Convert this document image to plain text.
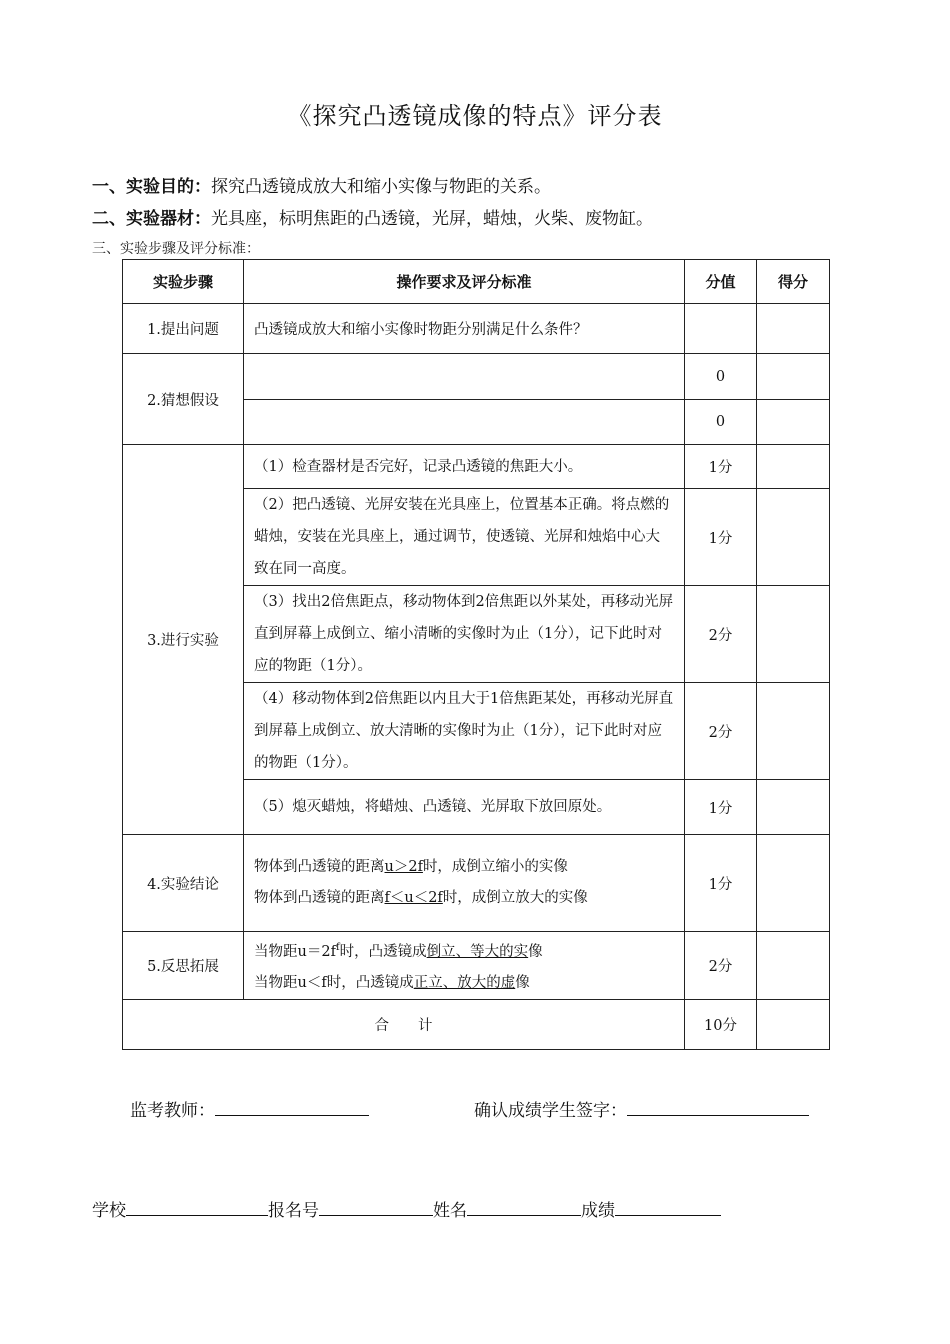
《探究凸透镜成像的特点》评分表
一、实验目的：探究凸透镜成放大和缩小实像与物距的关系。
二、实验器材：光具座，标明焦距的凸透镜，光屏，蜡烛，火柴、废物缸。
三、实验步骤及评分标准：
实验步骤	操作要求及评分标准	分值	得分
1.提出问题	凸透镜成放大和缩小实像时物距分别满足什么条件？		
2.猜想假设		0	
		0	
3.进行实验	（1）检查器材是否完好，记录凸透镜的焦距大小。	1分	
	（2）把凸透镜、光屏安装在光具座上，位置基本正确。将点燃的蜡烛，安装在光具座上，通过调节，使透镜、光屏和烛焰中心大致在同一高度。	1分	
	（3）找出2倍焦距点，移动物体到2倍焦距以外某处，再移动光屏直到屏幕上成倒立、缩小清晰的实像时为止（1分），记下此时对应的物距（1分）。	2分	
	（4）移动物体到2倍焦距以内且大于1倍焦距某处，再移动光屏直到屏幕上成倒立、放大清晰的实像时为止（1分），记下此时对应的物距（1分）。	2分	
	（5）熄灭蜡烛，将蜡烛、凸透镜、光屏取下放回原处。	1分	
4.实验结论	物体到凸透镜的距离u＞2f时，成倒立缩小的实像
物体到凸透镜的距离f＜u＜2f时，成倒立放大的实像	1分	
5.反思拓展	当物距$u=2f^f$时，凸透镜成倒立、等大的实像
当物距u＜f时，凸透镜成正立、放大的虚像	2分	
合　　计		10分	
监考教师：	确认成绩学生签字：
学校	报名号	姓名	成绩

*Short problem:* Transcribe all of the entries word for word, but skip any pictures they contain.

*Response to the task:*
Convert this document image to plain text.
《探究凸透镜成像的特点》评分表
一、实验目的：探究凸透镜成放大和缩小实像与物距的关系。
二、实验器材：光具座，标明焦距的凸透镜，光屏，蜡烛，火柴、废物缸。
三、实验步骤及评分标准：
实验步骤	操作要求及评分标准	分值	得分
1.提出问题	凸透镜成放大和缩小实像时物距分别满足什么条件？		
2.猜想假设		0	
		0	
3.进行实验	（1）检查器材是否完好，记录凸透镜的焦距大小。	1分	
	（2）把凸透镜、光屏安装在光具座上，位置基本正确。将点燃的蜡烛，安装在光具座上，通过调节，使透镜、光屏和烛焰中心大致在同一高度。	1分	
	（3）找出2倍焦距点，移动物体到2倍焦距以外某处，再移动光屏直到屏幕上成倒立、缩小清晰的实像时为止（1分），记下此时对应的物距（1分）。	2分	
	（4）移动物体到2倍焦距以内且大于1倍焦距某处，再移动光屏直到屏幕上成倒立、放大清晰的实像时为止（1分），记下此时对应的物距（1分）。	2分	
	（5）熄灭蜡烛，将蜡烛、凸透镜、光屏取下放回原处。	1分	
4.实验结论	物体到凸透镜的距离u＞2f时，成倒立缩小的实像
物体到凸透镜的距离f＜u＜2f时，成倒立放大的实像	1分	
5.反思拓展	当物距$u=2f^f$时，凸透镜成倒立、等大的实像
当物距u＜f时，凸透镜成正立、放大的虚像	2分	
合　　计		10分	
监考教师：	确认成绩学生签字：
学校	报名号	姓名	成绩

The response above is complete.